What records were on those drives remains a mystery. Huckabee has said the destruction was intended only to protect sensitive information such as Social Security numbers. Media groups, however, say it is now impossible to determine whether the records contained anything else that would shed light on important events of his administration. “We’ll just never know,” said Tom Larimer, executive director of the Arkansas Press Association.
By itself, the incident doesn’t alarm government watchdogs who have followed the rise of executive power under President Bush. “Is it a fatal defect? Not necessarily, but it leads you to ask whether it’s part of a pattern,” said Steven Aftergood, director of the Federation of American Scientists’ Project on Government Secrecy.
According to Arkansas political analysts and journalists who are familiar with Huckabee’s record, however, the incident does reflect such a pattern. Despite the affable, quick-witted image that has fueled his sudden rise in popularity among Republican voters, Huckabee had a reputation during his 10A? years as governor for being thin-skinned, easily annoyed by criticism and not interested in sharing information about his activities — all tendencies that can indicate whether a candidate would welcome oversight as president.
During a 1998 controversy over his use of a governor’s mansion financial account, for example, Huckabee declined to respond to media requests for account records, arguing that they were exempt from disclosure. He called aggressive reporters “junkyard journalists.” And when legislators in Little Rock criticized him in 2003 for laying out his agenda without asking for any of their input, he said it would have done no good to ask for their advice because when he had sought their suggestions on a 1997 tax rebate plan, “next thing I knew, they had thoroughly nitpicked it.”
“I don’t think the governor has ever felt warmly toward ethics and transparency issues,” said Art English, a professor of political science at the University of Arkansas at Little Rock.
Larimer said the crushing of the computer hard drives “really didn’t surprise anyone who had dealt with him,” because “his track record was not one of openness in government.”
By most accounts, Huckabee had a rough start in dealing with the legislature but got better over time. He struck some lawmakers as a man who, as a Baptist minister, wasn’t used to scrutiny. But by the time he left office, they say, he had learned more about the give-and-take of legislative politics and had become fairly good at it.
“My view is that his attitude was probably shaped by his experience as a Baptist church pastor,” said Argue. “In a local church, a pastor is on a pedestal, and isn’t really questioned. So that made it a difficult relationship at first.”

STATED GOAL A: Translate this sentence from the passage on Huckabee's record as governor into Spanish: "By most accounts, Huckabee had a rough start in dealing with the legislature but got better over time."
STATED GOAL B: Extend the passage on Huckabee's record as governor, picking up right after its final sentence.
The records stand apart from the passage on Huckabee's record as governor and are not part of it.

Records
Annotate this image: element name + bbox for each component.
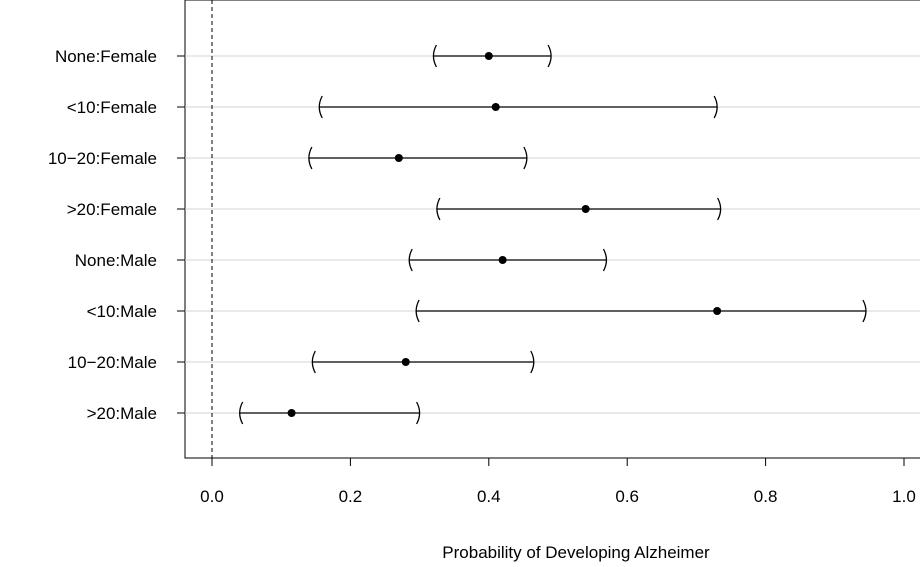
interval-upper-bracket (862, 299, 867, 323)
x-axis-labels: 0.0 0.2 0.4 0.6 0.8 1.0 (200, 487, 916, 506)
y-tick-label: <10:Female (67, 98, 157, 117)
x-tick-label: 0.2 (339, 487, 363, 506)
grid-lines (185, 55, 920, 414)
y-tick-label: 10−20:Female (48, 149, 157, 168)
interval-lower-bracket (432, 44, 438, 68)
y-tick-label: >20:Male (87, 404, 157, 423)
interval-upper-bracket (602, 248, 608, 272)
interval-upper-bracket (416, 401, 421, 425)
x-tick-label: 0.4 (477, 487, 501, 506)
y-axis-ticks (177, 55, 185, 414)
estimate-point (401, 358, 410, 366)
y-tick-label: None:Male (75, 251, 157, 270)
interval-lower-bracket (239, 401, 244, 425)
interval-upper-bracket (547, 44, 552, 68)
interval-lower-bracket (415, 299, 420, 323)
plot-frame (184, 0, 920, 459)
estimate-point (491, 103, 500, 111)
interval-lower-bracket (408, 248, 413, 272)
interval-upper-bracket (530, 350, 535, 374)
y-axis-labels: None:Female <10:Female 10−20:Female >20:Fem… (48, 47, 157, 423)
estimate-point (581, 205, 590, 213)
y-tick-label: 10−20:Male (68, 353, 157, 372)
estimate-point (498, 256, 507, 264)
interval-lower-bracket (318, 95, 323, 119)
y-tick-label: <10:Male (87, 302, 157, 321)
x-tick-label: 0.8 (754, 487, 778, 506)
estimate-point (287, 409, 296, 417)
interval-lower-bracket (311, 350, 316, 374)
x-tick-label: 0.6 (615, 487, 639, 506)
estimate-point (394, 154, 403, 162)
interval-lower-bracket (436, 197, 441, 221)
point-estimates (287, 52, 722, 417)
y-tick-label: >20:Female (67, 200, 157, 219)
interval-lower-bracket (308, 146, 313, 170)
x-tick-label: 0.0 (200, 487, 224, 506)
estimate-point (713, 307, 722, 315)
estimate-point (484, 52, 493, 60)
interval-upper-bracket (717, 197, 722, 221)
x-axis-ticks (211, 458, 905, 466)
x-tick-label: 1.0 (892, 487, 916, 506)
confidence-intervals (239, 44, 867, 425)
x-axis-title: Probability of Developing Alzheimer (442, 543, 710, 562)
interval-upper-bracket (713, 95, 718, 119)
interval-upper-bracket (523, 146, 528, 170)
y-tick-label: None:Female (55, 47, 157, 66)
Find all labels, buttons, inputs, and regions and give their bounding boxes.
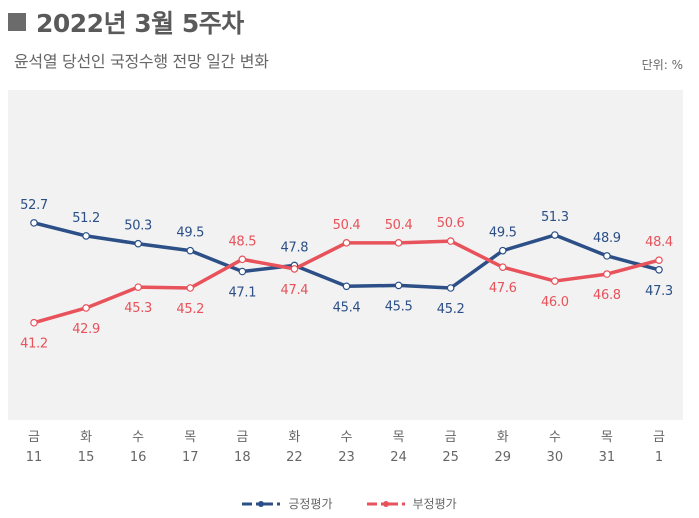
data-label: 49.5: [176, 226, 204, 241]
data-label: 47.8: [281, 240, 309, 255]
x-tick-date: 18: [234, 450, 251, 465]
data-label: 41.2: [20, 337, 48, 352]
x-tick-date: 30: [547, 450, 564, 465]
x-tick-day: 금: [28, 430, 40, 445]
data-label: 45.3: [124, 301, 152, 316]
data-label: 42.9: [72, 322, 100, 337]
x-tick-day: 목: [601, 430, 613, 445]
data-point: [290, 265, 299, 273]
legend-label-negative: 부정평가: [412, 497, 457, 511]
data-point: [342, 282, 351, 291]
x-tick-day: 수: [132, 430, 144, 445]
x-tick-date: 25: [442, 450, 459, 465]
x-tick-date: 24: [390, 450, 407, 465]
data-point: [551, 231, 559, 239]
data-label: 45.2: [176, 302, 204, 317]
x-tick-date: 23: [338, 450, 355, 465]
data-label: 49.5: [489, 226, 517, 241]
data-point: [342, 239, 351, 247]
x-tick-day: 금: [653, 430, 665, 445]
data-point: [446, 284, 455, 292]
data-label: 47.1: [228, 286, 256, 301]
data-point: [186, 284, 195, 292]
data-point: [30, 318, 38, 327]
page-title: 2022년 3월 5주차: [36, 9, 244, 38]
data-point: [603, 252, 611, 260]
title-row: 2022년 3월 5주차: [8, 4, 244, 40]
x-tick-date: 29: [494, 450, 511, 465]
chart-subtitle: 윤석열 당선인 국정수행 전망 일간 변화: [14, 52, 269, 71]
plot-area: [8, 90, 683, 420]
data-label: 50.6: [437, 216, 465, 231]
unit-label: 단위: %: [641, 58, 683, 72]
data-label: 45.2: [437, 302, 465, 317]
data-point: [551, 277, 559, 285]
data-point: [30, 219, 38, 227]
x-tick-day: 화: [497, 430, 509, 445]
x-tick-day: 화: [80, 430, 92, 445]
data-label: 47.4: [281, 283, 309, 298]
x-tick-date: 1: [655, 450, 663, 465]
data-point: [394, 281, 403, 290]
data-label: 48.5: [228, 234, 256, 249]
x-tick-date: 11: [26, 450, 43, 465]
legend-item-positive: 긍정평가: [242, 495, 333, 512]
data-label: 50.3: [124, 219, 152, 234]
data-point: [394, 239, 403, 247]
data-label: 47.3: [645, 284, 673, 299]
legend-item-negative: 부정평가: [366, 495, 457, 512]
title-square-icon: [8, 13, 26, 31]
x-tick-day: 금: [445, 430, 457, 445]
data-label: 47.6: [489, 281, 517, 296]
data-point: [446, 237, 455, 245]
x-tick-day: 화: [288, 430, 300, 445]
data-label: 45.5: [385, 299, 413, 314]
data-point: [498, 263, 507, 271]
data-label: 50.4: [385, 218, 413, 233]
data-point: [238, 267, 247, 276]
data-label: 45.4: [333, 300, 361, 315]
x-tick-date: 22: [286, 450, 303, 465]
data-point: [186, 246, 195, 255]
data-label: 48.9: [593, 231, 621, 246]
data-point: [603, 270, 611, 278]
x-tick-date: 17: [182, 450, 199, 465]
x-tick-day: 수: [549, 430, 561, 445]
data-label: 51.2: [72, 211, 100, 226]
data-point: [655, 265, 663, 274]
data-label: 52.7: [20, 198, 48, 213]
data-label: 51.3: [541, 210, 569, 225]
data-point: [82, 304, 90, 312]
x-tick-day: 목: [393, 430, 405, 445]
data-label: 46.0: [541, 295, 569, 310]
legend-label-positive: 긍정평가: [288, 497, 333, 511]
x-tick-date: 16: [130, 450, 147, 465]
x-tick-day: 금: [236, 430, 248, 445]
data-label: 50.4: [333, 218, 361, 233]
x-tick-date: 31: [599, 450, 616, 465]
data-point: [82, 232, 90, 240]
data-label: 46.8: [593, 288, 621, 303]
data-point: [134, 283, 142, 291]
legend: 긍정평가 부정평가: [0, 495, 699, 512]
legend-swatch-negative: [366, 500, 405, 507]
data-point: [238, 255, 247, 264]
x-tick-date: 15: [78, 450, 95, 465]
data-label: 48.4: [645, 235, 673, 250]
data-point: [134, 239, 142, 248]
x-tick-day: 목: [184, 430, 196, 445]
x-tick-day: 수: [341, 430, 353, 445]
data-point: [498, 246, 507, 255]
legend-swatch-positive: [242, 500, 281, 507]
data-point: [655, 256, 663, 265]
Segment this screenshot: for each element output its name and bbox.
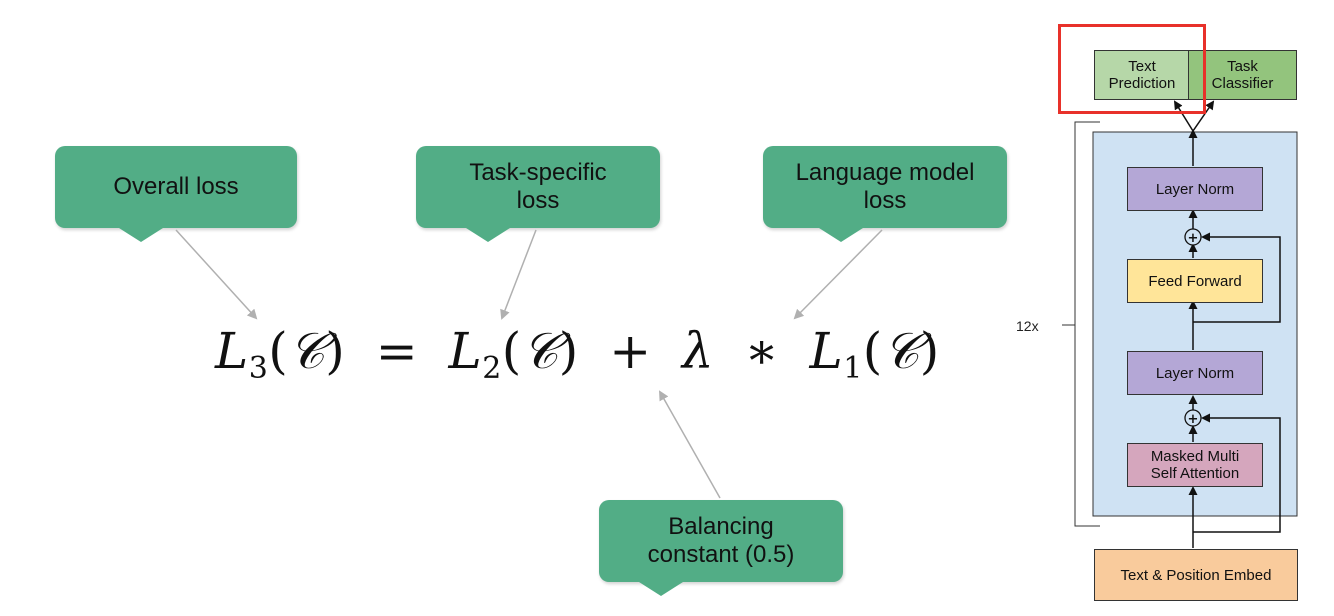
text-prediction-head: Text Prediction: [1094, 50, 1190, 100]
block-label: Task: [1227, 58, 1258, 75]
formula-paren: (: [268, 322, 289, 380]
formula-lambda: λ: [682, 322, 715, 380]
formula-times: ∗: [744, 322, 780, 380]
add-node-symbol: +: [1188, 412, 1199, 427]
text-position-embed-block: Text & Position Embed: [1094, 549, 1298, 601]
formula-term1-subscript: 2: [482, 351, 502, 386]
block-label: Text: [1128, 58, 1156, 75]
layer-norm-top: Layer Norm: [1127, 167, 1263, 211]
repeat-bracket: [1074, 121, 1100, 527]
balancing-arrow: [659, 390, 721, 499]
head-arrow: [1173, 100, 1194, 132]
formula-paren: ): [558, 322, 579, 380]
formula-paren: (: [501, 322, 522, 380]
layer-norm-bottom: Layer Norm: [1127, 351, 1263, 395]
loss-formula: L3(𝒞) = L2(𝒞) + λ ∗ L1(𝒞): [215, 322, 940, 386]
formula-equals: =: [375, 322, 419, 380]
formula-term2-subscript: 1: [843, 351, 863, 386]
callout-tail: [466, 228, 510, 242]
callout-text: constant (0.5): [647, 541, 795, 568]
lm-loss-arrow: [793, 229, 883, 320]
feed-forward-block: Feed Forward: [1127, 259, 1263, 303]
block-label: Masked Multi: [1150, 448, 1240, 465]
formula-paren: ): [325, 322, 346, 380]
block-label: Layer Norm: [1155, 180, 1235, 198]
head-arrow: [1192, 100, 1215, 132]
block-label: Self Attention: [1150, 465, 1240, 482]
formula-lhs-symbol: L: [215, 322, 249, 380]
add-node: [1184, 228, 1202, 246]
add-node: [1184, 409, 1202, 427]
overall-loss-callout: Overall loss: [55, 146, 297, 242]
callout-tail: [119, 228, 163, 242]
task-specific-loss-callout: Task-specific loss: [416, 146, 660, 242]
callout-text: Balancing: [668, 513, 774, 540]
masked-self-attention-block: Masked Multi Self Attention: [1127, 443, 1263, 487]
add-node-symbol: +: [1188, 231, 1199, 246]
block-label: Classifier: [1211, 75, 1274, 92]
callout-text: Overall loss: [113, 173, 239, 200]
balancing-constant-callout: Balancing constant (0.5): [599, 500, 843, 596]
block-label: Prediction: [1108, 75, 1176, 92]
callout-text: Language model: [795, 159, 975, 186]
repeat-label: 12x: [1016, 318, 1039, 334]
residual-connection: [1193, 413, 1281, 533]
overall-loss-arrow: [175, 229, 258, 320]
block-label: Text & Position Embed: [1120, 566, 1272, 584]
formula-corpus: 𝒞: [882, 323, 920, 379]
formula-term1-symbol: L: [448, 322, 483, 380]
highlight-box: [1058, 24, 1206, 114]
formula-paren: ): [919, 322, 940, 380]
formula-paren: (: [862, 322, 883, 380]
callout-tail: [639, 582, 683, 596]
callout-text: Task-specific: [469, 159, 607, 186]
callout-text: loss: [863, 187, 907, 214]
language-model-loss-callout: Language model loss: [763, 146, 1007, 242]
block-label: Layer Norm: [1155, 364, 1235, 382]
block-label: Feed Forward: [1148, 272, 1242, 290]
formula-corpus: 𝒞: [288, 323, 326, 379]
callout-tail: [819, 228, 863, 242]
callout-text: loss: [516, 187, 560, 214]
residual-connection: [1193, 232, 1281, 323]
formula-corpus: 𝒞: [521, 323, 559, 379]
formula-term2-symbol: L: [809, 322, 844, 380]
formula-plus: +: [609, 322, 652, 380]
task-classifier-head: Task Classifier: [1188, 50, 1297, 100]
task-loss-arrow: [500, 229, 537, 320]
formula-lhs-subscript: 3: [248, 351, 269, 386]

TASK RESULT A: Según la mayoría de los relatos, Huckabee tuvo un comienzo difícil en su trato con la legislatura, pero mejoró con el tiempo.

TASK RESULT B:
By his final years in office, however, Huckabee was able to score some successes, working closely with Argue and others on a 2004 school district consolidation plan that — to Huckabee’s chagrin — was accompanied by the largest tax increase in the state’s history.
In Huckabee’s first two legislative sessions, “I kind of feel like he just threw his agenda out there like a basketball coach throwing the ball to the players to see what they can do with it,” said Bill Stovall, who was the state House Speaker during the 2005 session. In his final years, though, “I think he became fairly polished in dealing with the legislature,” Stovall said.
Argue said that by the end of his term, Huckabee had “learned the same quality you and I already have when we get an e-mail that really ticks us off: We wait a day to respond to it. He finally learned that quality late in his tenure.”
Huckabee clashed with the legislature at times when he felt it was encroaching on his executive authority. In 2004, when lawmakers refused to fund five new staff positions for the governor’s office in Washington, he told them to stop interfering in his business. “We would hope that the legislative branch would recognize that administering the executive branch, specifically the governor’s office, should be left to the governor,” Huckabee said.
If he becomes president, Huckabee has indicated, he will take a fairly broad view of the most important exercise of executive authority: war powers. In the October debate over whether a president would need Congress’ approval to strike against Iran, Huckabee said, “If you have the time and the luxury of going to Congress, that’s always better.” But if Congress refused and Iran presented a nuclear threat, he said, “you do what’s best for the American people and you suffer the consequences.”
“If we think Iran is building nuclear capacity that could be used against us in any way, including selling some of the nuclear capacity to some other terrorist group, then, yes, we have a right” to take military action, Huckabee said. “And I would do it in a heartbeat.”